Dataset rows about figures
☆ ☆ ☆
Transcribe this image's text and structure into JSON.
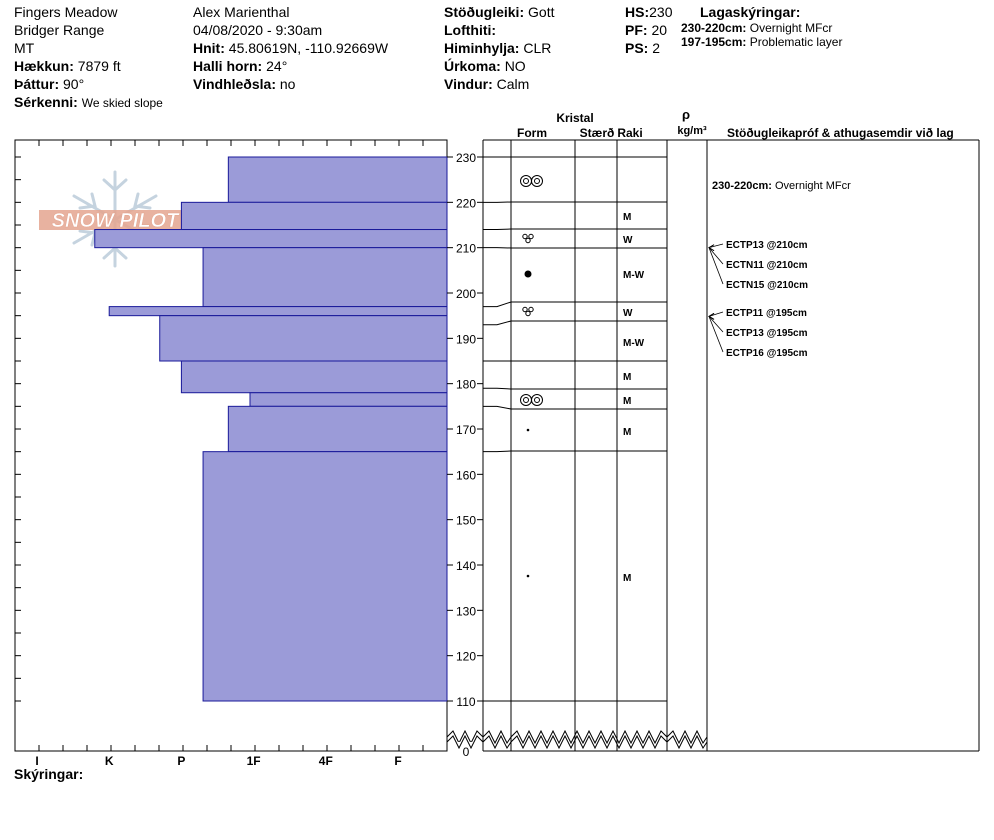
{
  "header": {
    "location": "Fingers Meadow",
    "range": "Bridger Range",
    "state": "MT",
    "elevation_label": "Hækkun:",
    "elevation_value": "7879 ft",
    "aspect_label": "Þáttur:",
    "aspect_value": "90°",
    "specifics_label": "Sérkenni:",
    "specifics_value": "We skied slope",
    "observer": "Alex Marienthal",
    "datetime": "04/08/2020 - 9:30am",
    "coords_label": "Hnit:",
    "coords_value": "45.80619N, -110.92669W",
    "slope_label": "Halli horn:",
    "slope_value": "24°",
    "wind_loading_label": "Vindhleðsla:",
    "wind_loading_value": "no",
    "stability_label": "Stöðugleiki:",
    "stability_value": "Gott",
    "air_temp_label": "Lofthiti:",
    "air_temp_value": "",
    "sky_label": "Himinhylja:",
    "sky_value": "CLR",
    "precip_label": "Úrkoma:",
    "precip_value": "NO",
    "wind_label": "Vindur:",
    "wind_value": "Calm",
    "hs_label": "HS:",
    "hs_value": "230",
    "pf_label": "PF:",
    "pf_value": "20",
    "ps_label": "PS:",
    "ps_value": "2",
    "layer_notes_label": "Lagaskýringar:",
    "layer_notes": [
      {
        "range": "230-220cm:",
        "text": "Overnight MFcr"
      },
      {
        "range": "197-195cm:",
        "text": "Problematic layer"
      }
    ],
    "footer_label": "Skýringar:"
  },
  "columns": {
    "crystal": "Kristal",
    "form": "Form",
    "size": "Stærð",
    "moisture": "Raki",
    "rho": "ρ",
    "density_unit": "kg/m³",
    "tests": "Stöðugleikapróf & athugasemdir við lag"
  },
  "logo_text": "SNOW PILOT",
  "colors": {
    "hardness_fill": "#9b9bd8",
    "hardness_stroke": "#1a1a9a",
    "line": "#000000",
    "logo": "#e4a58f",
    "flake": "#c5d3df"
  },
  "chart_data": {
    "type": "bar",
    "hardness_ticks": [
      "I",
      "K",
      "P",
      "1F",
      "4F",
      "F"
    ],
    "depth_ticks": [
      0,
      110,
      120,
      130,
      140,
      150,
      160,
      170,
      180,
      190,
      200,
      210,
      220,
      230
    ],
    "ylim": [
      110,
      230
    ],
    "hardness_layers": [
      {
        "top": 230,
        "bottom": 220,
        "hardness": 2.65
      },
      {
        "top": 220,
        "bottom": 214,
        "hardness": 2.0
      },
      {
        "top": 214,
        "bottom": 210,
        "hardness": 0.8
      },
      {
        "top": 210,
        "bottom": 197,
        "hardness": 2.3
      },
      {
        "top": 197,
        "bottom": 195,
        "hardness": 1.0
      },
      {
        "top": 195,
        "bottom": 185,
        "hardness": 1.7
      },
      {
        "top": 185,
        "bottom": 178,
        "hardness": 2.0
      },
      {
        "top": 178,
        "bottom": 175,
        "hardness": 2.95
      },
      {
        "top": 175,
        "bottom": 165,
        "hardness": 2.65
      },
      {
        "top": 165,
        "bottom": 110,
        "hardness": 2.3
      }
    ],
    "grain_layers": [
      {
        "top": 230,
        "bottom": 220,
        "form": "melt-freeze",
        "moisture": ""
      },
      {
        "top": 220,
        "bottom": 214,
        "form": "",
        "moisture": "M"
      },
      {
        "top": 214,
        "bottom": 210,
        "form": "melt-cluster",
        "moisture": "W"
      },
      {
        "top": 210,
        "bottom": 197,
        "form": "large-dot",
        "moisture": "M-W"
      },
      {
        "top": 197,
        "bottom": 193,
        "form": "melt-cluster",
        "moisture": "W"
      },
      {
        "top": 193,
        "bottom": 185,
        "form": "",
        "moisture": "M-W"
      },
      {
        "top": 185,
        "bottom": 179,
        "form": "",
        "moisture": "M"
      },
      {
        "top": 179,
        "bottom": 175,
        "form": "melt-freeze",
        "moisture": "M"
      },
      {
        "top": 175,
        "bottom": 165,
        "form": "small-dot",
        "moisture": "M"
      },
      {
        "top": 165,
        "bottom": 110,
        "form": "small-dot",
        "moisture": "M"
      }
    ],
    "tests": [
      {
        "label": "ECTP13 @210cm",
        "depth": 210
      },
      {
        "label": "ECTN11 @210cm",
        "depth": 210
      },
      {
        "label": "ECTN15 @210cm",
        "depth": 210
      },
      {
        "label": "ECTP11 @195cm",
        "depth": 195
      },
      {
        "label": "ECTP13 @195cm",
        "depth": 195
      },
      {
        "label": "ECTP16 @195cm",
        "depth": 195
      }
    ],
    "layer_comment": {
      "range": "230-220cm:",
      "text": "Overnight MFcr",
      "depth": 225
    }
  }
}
☆ ☆ ☆
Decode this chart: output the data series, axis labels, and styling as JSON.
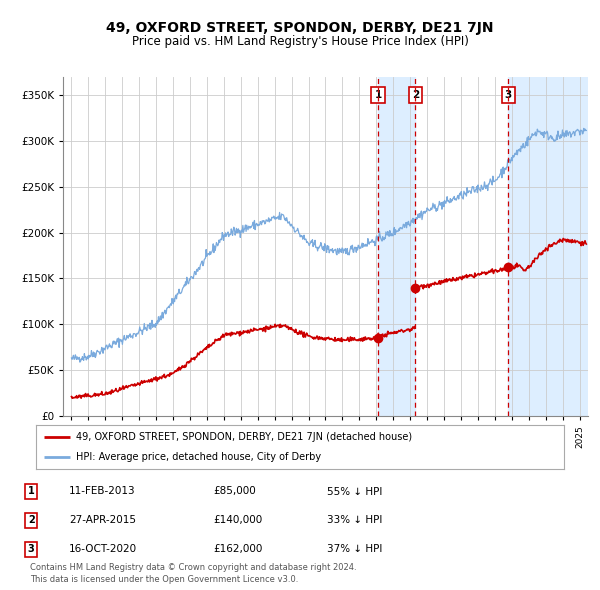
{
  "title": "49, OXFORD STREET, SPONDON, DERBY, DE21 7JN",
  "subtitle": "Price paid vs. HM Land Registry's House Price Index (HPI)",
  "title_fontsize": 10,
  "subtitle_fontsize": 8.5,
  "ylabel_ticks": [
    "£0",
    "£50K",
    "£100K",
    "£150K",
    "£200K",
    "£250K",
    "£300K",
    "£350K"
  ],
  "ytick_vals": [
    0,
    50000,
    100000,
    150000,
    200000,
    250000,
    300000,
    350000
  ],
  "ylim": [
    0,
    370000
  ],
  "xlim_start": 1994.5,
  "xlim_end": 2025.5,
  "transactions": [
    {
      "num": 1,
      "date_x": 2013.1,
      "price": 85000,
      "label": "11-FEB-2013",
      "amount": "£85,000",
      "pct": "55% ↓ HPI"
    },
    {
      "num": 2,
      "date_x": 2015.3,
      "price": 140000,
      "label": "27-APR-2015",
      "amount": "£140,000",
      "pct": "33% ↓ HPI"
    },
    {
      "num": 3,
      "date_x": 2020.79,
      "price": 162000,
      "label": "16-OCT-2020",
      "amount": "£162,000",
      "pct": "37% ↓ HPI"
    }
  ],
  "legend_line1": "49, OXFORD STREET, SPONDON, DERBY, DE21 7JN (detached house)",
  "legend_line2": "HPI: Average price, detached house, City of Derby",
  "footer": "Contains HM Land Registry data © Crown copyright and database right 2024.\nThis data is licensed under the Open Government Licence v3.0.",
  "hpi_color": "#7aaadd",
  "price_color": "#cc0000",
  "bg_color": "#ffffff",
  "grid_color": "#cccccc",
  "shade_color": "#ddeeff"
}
☆ ☆ ☆
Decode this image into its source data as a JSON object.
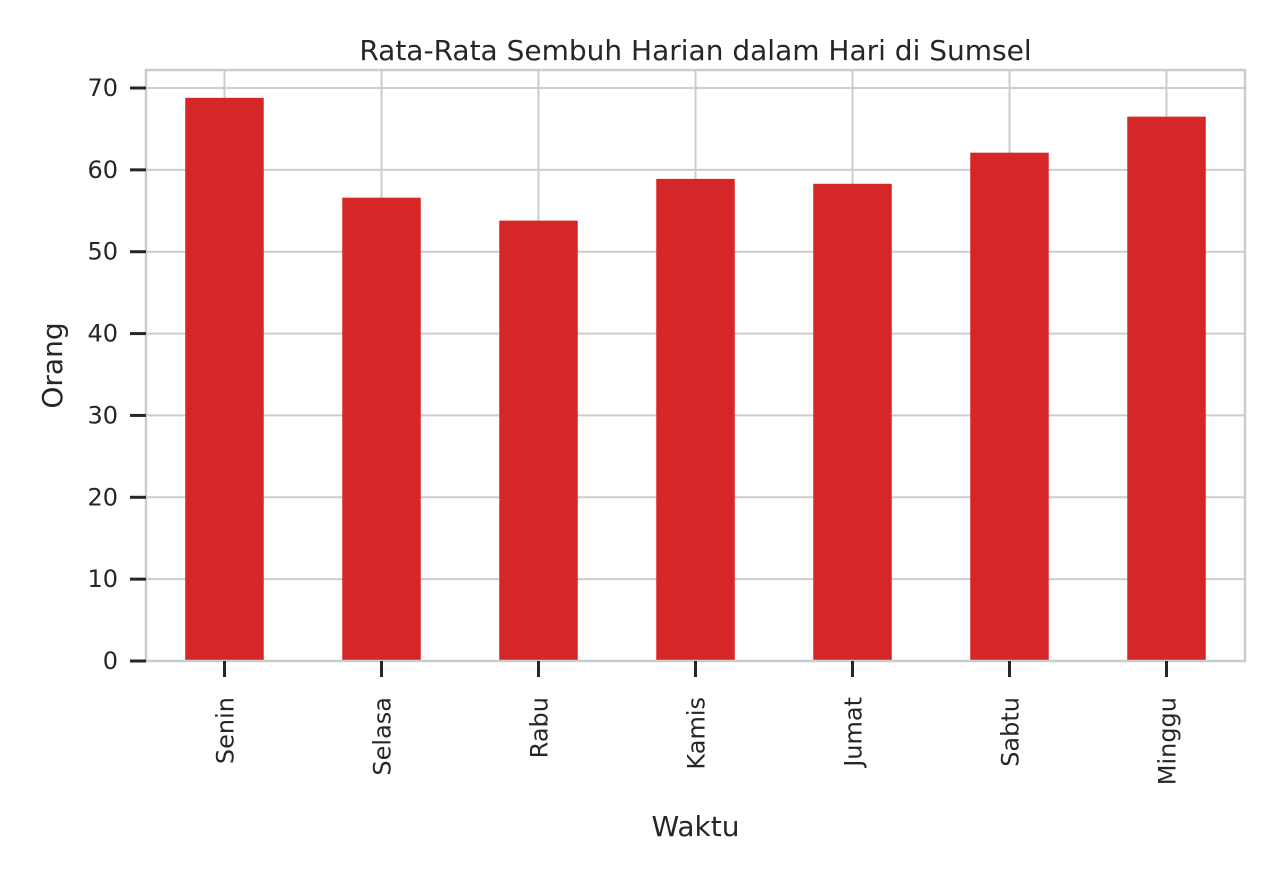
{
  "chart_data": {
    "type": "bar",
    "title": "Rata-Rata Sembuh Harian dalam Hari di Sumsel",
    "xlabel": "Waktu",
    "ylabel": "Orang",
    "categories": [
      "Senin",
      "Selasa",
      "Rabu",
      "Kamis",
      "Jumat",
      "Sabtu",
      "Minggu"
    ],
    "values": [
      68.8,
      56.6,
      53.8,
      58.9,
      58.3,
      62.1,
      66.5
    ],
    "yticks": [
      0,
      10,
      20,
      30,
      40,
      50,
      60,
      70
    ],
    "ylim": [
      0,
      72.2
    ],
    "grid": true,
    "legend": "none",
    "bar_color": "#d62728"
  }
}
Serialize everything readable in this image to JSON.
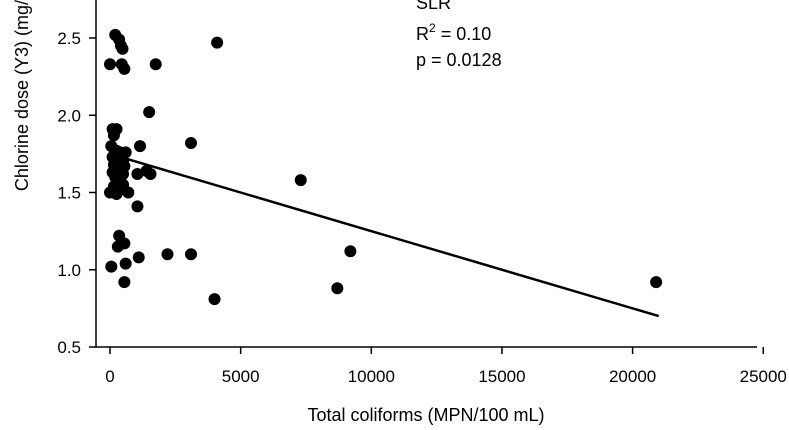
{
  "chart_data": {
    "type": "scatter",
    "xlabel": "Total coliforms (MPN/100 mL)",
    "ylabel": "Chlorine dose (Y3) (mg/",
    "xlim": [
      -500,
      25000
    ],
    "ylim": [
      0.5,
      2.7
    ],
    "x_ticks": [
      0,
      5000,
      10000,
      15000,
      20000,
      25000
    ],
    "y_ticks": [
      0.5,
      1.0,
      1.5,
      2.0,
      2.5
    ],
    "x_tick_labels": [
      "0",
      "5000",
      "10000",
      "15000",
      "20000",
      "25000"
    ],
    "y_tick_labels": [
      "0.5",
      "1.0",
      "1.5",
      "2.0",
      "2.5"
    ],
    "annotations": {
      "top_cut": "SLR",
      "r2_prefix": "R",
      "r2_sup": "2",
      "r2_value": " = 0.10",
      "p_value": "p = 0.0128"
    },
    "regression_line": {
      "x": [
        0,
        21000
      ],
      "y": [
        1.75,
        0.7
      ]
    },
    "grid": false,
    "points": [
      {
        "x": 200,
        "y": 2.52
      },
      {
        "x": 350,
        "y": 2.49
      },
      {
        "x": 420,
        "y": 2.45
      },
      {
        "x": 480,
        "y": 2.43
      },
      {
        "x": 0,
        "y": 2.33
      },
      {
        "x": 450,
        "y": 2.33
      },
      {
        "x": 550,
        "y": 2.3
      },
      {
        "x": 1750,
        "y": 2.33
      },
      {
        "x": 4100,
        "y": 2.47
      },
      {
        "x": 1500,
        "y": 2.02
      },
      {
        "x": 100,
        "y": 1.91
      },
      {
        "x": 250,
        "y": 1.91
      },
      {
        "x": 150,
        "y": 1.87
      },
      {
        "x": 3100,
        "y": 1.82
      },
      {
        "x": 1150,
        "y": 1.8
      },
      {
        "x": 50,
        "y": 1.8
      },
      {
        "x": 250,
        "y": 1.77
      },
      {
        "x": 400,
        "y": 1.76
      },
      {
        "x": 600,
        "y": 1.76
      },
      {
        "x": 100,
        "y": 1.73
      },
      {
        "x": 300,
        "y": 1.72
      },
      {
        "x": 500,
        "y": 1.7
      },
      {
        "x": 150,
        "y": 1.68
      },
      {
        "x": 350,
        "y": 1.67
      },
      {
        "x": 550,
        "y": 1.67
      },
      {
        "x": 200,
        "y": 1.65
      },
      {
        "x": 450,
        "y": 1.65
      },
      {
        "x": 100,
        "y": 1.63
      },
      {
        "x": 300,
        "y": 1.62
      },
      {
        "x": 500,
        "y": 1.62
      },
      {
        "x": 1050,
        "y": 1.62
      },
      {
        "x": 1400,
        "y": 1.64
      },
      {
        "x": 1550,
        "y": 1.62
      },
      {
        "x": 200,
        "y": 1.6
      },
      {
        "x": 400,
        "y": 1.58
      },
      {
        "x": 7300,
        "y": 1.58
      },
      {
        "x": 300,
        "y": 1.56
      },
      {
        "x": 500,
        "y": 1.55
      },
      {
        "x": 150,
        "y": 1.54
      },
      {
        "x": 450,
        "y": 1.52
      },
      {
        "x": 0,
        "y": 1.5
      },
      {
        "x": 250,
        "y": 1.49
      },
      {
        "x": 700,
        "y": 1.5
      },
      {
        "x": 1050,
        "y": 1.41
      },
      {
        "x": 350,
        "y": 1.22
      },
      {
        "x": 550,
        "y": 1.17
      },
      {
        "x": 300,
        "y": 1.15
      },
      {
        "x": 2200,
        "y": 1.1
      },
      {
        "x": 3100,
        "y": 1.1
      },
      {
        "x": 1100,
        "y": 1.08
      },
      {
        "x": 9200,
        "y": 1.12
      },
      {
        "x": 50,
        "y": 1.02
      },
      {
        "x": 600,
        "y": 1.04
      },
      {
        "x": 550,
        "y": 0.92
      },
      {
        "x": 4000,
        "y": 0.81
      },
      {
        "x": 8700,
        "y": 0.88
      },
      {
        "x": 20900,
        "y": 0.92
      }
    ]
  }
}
☆ ☆ ☆
Required task:
For each line in the data above that contains the string "Decode", extract the line.

Correct response:
Decode this chart: output the data series, axis labels, and styling as JSON.
Decode this image into its source data as a JSON object.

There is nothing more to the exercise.